━━ Supplied material
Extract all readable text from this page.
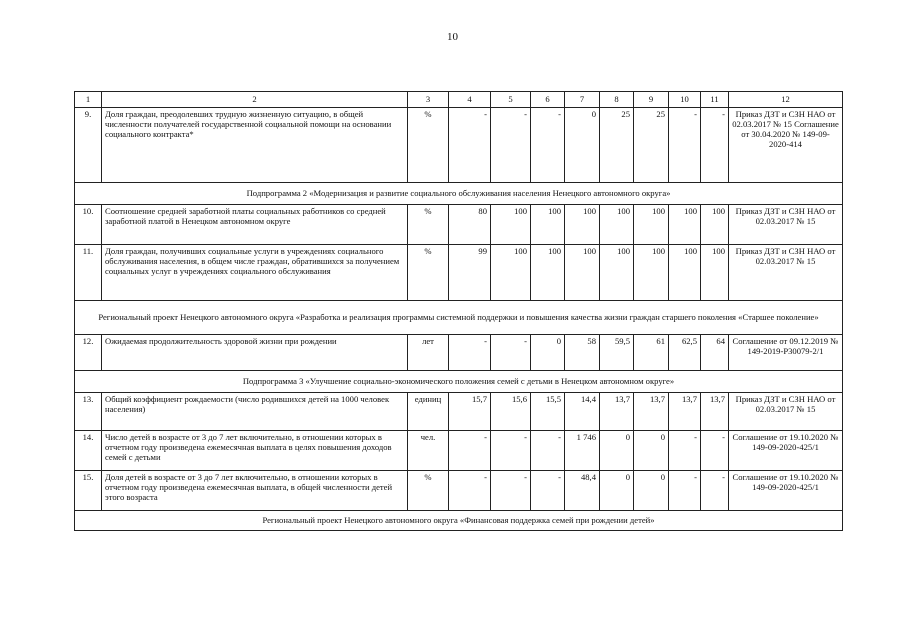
10
1	2	3	4	5	6	7	8	9	10	11	12
9.	Доля граждан, преодолевших трудную жизненную ситуацию, в общей численности получателей государственной социальной помощи на основании социального контракта*	%	-	-	-	0	25	25	-	-	Приказ ДЗТ и СЗН НАО от 02.03.2017 № 15 Соглашение от 30.04.2020 № 149-09-2020-414
Подпрограмма 2 «Модернизация и развитие социального обслуживания населения Ненецкого автономного округа»											
10.	Соотношение средней заработной платы социальных работников со средней заработной платой в Ненецком автономном округе	%	80	100	100	100	100	100	100	100	Приказ ДЗТ и СЗН НАО от 02.03.2017 № 15
11.	Доля граждан, получивших социальные услуги в учреждениях социального обслуживания населения, в общем числе граждан, обратившихся за получением социальных услуг в учреждениях социального обслуживания	%	99	100	100	100	100	100	100	100	Приказ ДЗТ и СЗН НАО от 02.03.2017 № 15
Региональный проект Ненецкого автономного округа «Разработка и реализация программы системной поддержки и повышения качества жизни граждан старшего поколения «Старшее поколение»											
12.	Ожидаемая продолжительность здоровой жизни при рождении	лет	-	-	0	58	59,5	61	62,5	64	Соглашение от 09.12.2019 № 149-2019-P30079-2/1
Подпрограмма 3 «Улучшение социально-экономического положения семей с детьми в Ненецком автономном округе»											
13.	Общий коэффициент рождаемости (число родившихся детей на 1000 человек населения)	единиц	15,7	15,6	15,5	14,4	13,7	13,7	13,7	13,7	Приказ ДЗТ и СЗН НАО от 02.03.2017 № 15
14.	Число детей в возрасте от 3 до 7 лет включительно, в отношении которых в отчетном году произведена ежемесячная выплата в целях повышения доходов семей с детьми	чел.	-	-	-	1 746	0	0	-	-	Соглашение от 19.10.2020 № 149-09-2020-425/1
15.	Доля детей в возрасте от 3 до 7 лет включительно, в отношении которых в отчетном году произведена ежемесячная выплата, в общей численности детей этого возраста	%	-	-	-	48,4	0	0	-	-	Соглашение от 19.10.2020 № 149-09-2020-425/1
Региональный проект Ненецкого автономного округа «Финансовая поддержка семей при рождении детей»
━━━━
== Challenge ==
Give an exact reproduction of every line, leaving out any picture.

== Complete answer ==
Extract all readable text from this page.
10
1	2	3	4	5	6	7	8	9	10	11	12
9.	Доля граждан, преодолевших трудную жизненную ситуацию, в общей численности получателей государственной социальной помощи на основании социального контракта*	%	-	-	-	0	25	25	-	-	Приказ ДЗТ и СЗН НАО от 02.03.2017 № 15 Соглашение от 30.04.2020 № 149-09-2020-414
Подпрограмма 2 «Модернизация и развитие социального обслуживания населения Ненецкого автономного округа»											
10.	Соотношение средней заработной платы социальных работников со средней заработной платой в Ненецком автономном округе	%	80	100	100	100	100	100	100	100	Приказ ДЗТ и СЗН НАО от 02.03.2017 № 15
11.	Доля граждан, получивших социальные услуги в учреждениях социального обслуживания населения, в общем числе граждан, обратившихся за получением социальных услуг в учреждениях социального обслуживания	%	99	100	100	100	100	100	100	100	Приказ ДЗТ и СЗН НАО от 02.03.2017 № 15
Региональный проект Ненецкого автономного округа «Разработка и реализация программы системной поддержки и повышения качества жизни граждан старшего поколения «Старшее поколение»											
12.	Ожидаемая продолжительность здоровой жизни при рождении	лет	-	-	0	58	59,5	61	62,5	64	Соглашение от 09.12.2019 № 149-2019-P30079-2/1
Подпрограмма 3 «Улучшение социально-экономического положения семей с детьми в Ненецком автономном округе»											
13.	Общий коэффициент рождаемости (число родившихся детей на 1000 человек населения)	единиц	15,7	15,6	15,5	14,4	13,7	13,7	13,7	13,7	Приказ ДЗТ и СЗН НАО от 02.03.2017 № 15
14.	Число детей в возрасте от 3 до 7 лет включительно, в отношении которых в отчетном году произведена ежемесячная выплата в целях повышения доходов семей с детьми	чел.	-	-	-	1 746	0	0	-	-	Соглашение от 19.10.2020 № 149-09-2020-425/1
15.	Доля детей в возрасте от 3 до 7 лет включительно, в отношении которых в отчетном году произведена ежемесячная выплата, в общей численности детей этого возраста	%	-	-	-	48,4	0	0	-	-	Соглашение от 19.10.2020 № 149-09-2020-425/1
Региональный проект Ненецкого автономного округа «Финансовая поддержка семей при рождении детей»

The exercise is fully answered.